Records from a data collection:
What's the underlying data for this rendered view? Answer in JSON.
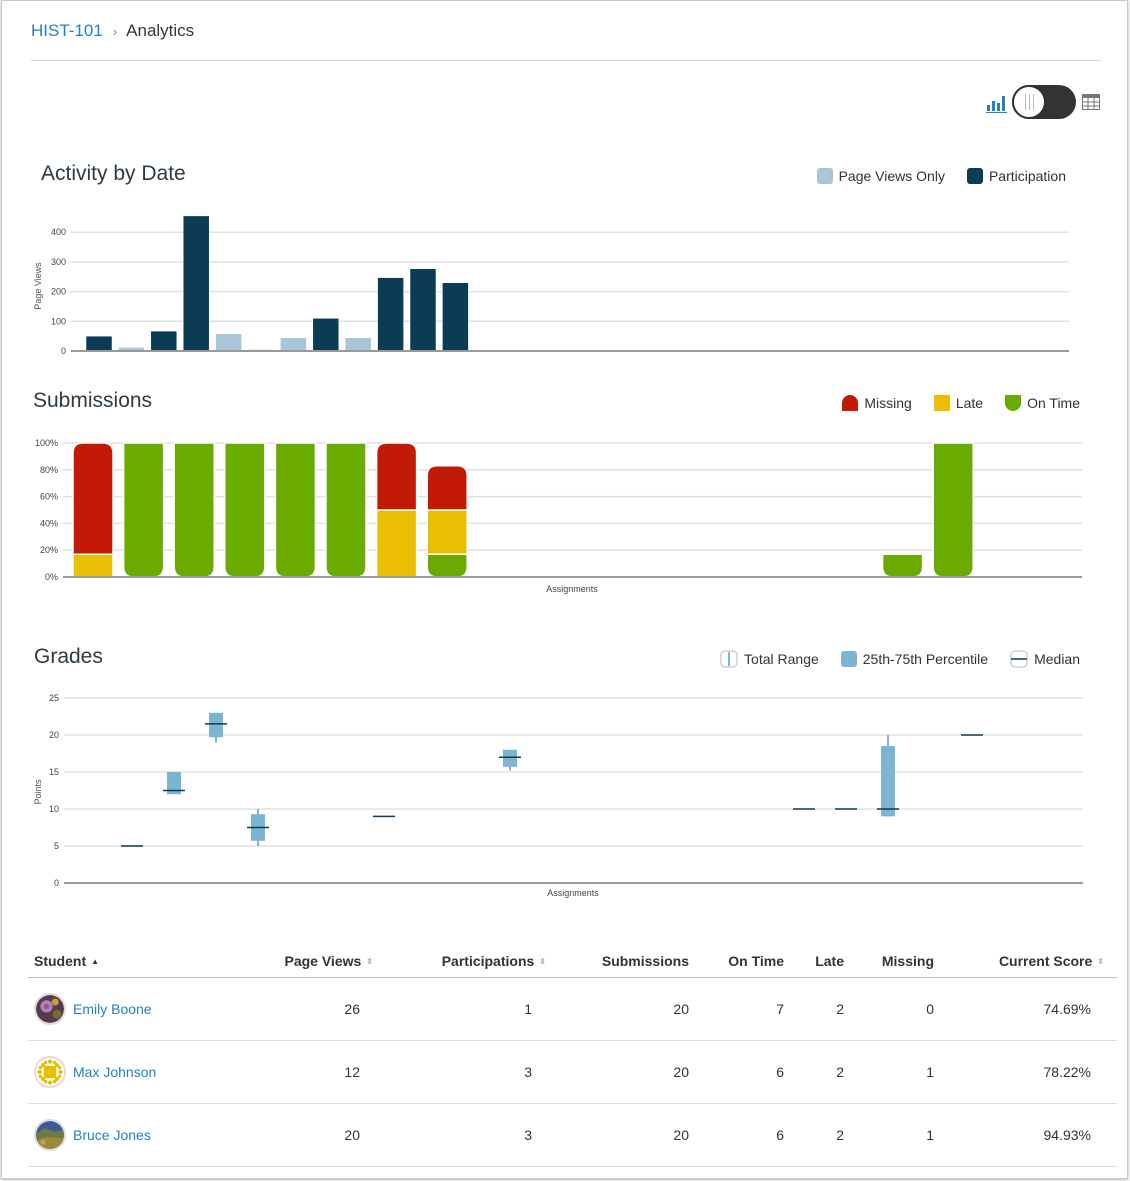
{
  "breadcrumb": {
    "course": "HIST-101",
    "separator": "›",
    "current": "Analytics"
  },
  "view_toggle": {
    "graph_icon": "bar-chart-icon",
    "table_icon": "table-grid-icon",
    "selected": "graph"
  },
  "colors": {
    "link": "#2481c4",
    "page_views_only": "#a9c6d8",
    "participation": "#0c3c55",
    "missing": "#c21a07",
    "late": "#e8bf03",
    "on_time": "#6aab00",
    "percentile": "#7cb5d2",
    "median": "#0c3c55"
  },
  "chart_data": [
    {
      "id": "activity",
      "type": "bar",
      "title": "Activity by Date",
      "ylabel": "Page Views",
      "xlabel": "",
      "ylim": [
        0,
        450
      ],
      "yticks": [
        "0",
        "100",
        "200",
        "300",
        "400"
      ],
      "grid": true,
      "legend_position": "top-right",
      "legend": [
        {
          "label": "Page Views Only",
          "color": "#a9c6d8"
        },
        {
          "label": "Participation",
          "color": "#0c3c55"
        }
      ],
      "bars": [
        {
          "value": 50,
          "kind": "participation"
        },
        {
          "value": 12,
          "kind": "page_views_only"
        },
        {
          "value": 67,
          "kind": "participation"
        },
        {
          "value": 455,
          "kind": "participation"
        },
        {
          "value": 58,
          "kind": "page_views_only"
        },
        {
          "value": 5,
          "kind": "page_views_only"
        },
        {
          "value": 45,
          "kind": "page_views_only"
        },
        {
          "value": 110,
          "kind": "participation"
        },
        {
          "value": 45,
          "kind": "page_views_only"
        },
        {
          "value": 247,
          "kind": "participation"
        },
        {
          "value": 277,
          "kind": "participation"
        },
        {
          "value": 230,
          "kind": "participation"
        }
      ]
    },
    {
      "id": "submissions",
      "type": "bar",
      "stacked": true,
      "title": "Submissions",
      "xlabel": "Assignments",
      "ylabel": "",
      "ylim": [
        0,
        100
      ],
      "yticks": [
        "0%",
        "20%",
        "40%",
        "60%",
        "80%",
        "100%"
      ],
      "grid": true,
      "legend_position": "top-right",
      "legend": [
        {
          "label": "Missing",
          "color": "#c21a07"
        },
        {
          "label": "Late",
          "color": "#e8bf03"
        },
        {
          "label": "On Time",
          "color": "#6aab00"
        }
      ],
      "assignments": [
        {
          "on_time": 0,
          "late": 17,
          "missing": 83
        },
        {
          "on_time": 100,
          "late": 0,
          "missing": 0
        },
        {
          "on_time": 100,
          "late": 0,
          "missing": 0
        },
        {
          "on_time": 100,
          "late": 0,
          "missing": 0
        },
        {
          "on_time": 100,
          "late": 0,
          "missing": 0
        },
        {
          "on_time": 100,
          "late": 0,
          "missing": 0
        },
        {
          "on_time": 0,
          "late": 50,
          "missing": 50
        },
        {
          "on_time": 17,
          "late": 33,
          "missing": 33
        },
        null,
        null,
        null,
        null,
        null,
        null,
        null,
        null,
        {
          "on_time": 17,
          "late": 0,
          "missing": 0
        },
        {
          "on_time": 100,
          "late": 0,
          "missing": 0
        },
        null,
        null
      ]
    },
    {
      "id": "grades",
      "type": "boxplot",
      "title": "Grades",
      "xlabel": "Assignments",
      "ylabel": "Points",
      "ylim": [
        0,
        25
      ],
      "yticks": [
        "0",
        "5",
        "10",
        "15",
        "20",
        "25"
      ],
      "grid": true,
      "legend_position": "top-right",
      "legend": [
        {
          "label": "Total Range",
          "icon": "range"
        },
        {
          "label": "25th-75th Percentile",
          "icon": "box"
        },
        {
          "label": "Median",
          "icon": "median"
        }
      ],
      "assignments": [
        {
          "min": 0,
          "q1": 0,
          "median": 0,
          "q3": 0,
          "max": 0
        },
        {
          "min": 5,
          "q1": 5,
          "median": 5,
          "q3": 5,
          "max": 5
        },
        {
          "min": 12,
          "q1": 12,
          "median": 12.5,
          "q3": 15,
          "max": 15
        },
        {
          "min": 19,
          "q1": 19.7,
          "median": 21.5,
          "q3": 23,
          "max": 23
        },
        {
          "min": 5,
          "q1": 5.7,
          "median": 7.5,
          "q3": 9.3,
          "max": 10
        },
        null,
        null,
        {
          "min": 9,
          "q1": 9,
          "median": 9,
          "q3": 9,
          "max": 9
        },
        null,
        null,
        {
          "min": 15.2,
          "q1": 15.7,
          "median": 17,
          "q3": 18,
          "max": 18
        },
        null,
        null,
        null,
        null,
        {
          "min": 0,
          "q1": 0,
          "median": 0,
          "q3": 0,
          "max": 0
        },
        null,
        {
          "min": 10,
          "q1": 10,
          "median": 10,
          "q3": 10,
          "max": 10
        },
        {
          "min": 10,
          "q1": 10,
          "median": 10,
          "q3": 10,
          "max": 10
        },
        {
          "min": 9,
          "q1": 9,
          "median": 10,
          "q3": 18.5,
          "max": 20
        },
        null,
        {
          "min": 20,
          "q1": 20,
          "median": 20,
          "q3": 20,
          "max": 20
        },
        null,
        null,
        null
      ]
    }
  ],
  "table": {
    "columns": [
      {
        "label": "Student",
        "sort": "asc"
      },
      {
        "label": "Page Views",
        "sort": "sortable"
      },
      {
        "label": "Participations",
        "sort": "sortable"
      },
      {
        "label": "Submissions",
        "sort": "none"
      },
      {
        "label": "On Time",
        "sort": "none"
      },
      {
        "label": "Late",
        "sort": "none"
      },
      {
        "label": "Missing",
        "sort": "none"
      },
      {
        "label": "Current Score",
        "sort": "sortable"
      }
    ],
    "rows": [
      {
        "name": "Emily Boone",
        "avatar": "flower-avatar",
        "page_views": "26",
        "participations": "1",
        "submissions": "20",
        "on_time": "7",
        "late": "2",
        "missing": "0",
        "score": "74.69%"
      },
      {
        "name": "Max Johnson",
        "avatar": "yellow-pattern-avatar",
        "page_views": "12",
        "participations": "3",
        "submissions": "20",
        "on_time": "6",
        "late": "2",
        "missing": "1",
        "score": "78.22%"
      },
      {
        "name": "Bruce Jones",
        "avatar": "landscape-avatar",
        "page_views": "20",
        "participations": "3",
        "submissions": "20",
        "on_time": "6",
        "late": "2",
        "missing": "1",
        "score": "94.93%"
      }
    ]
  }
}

## Exercise
Reproduce each line from the records that contains the word "avatar".

## Task solution
        "avatar": "flower-avatar",
        "avatar": "yellow-pattern-avatar",
        "avatar": "landscape-avatar",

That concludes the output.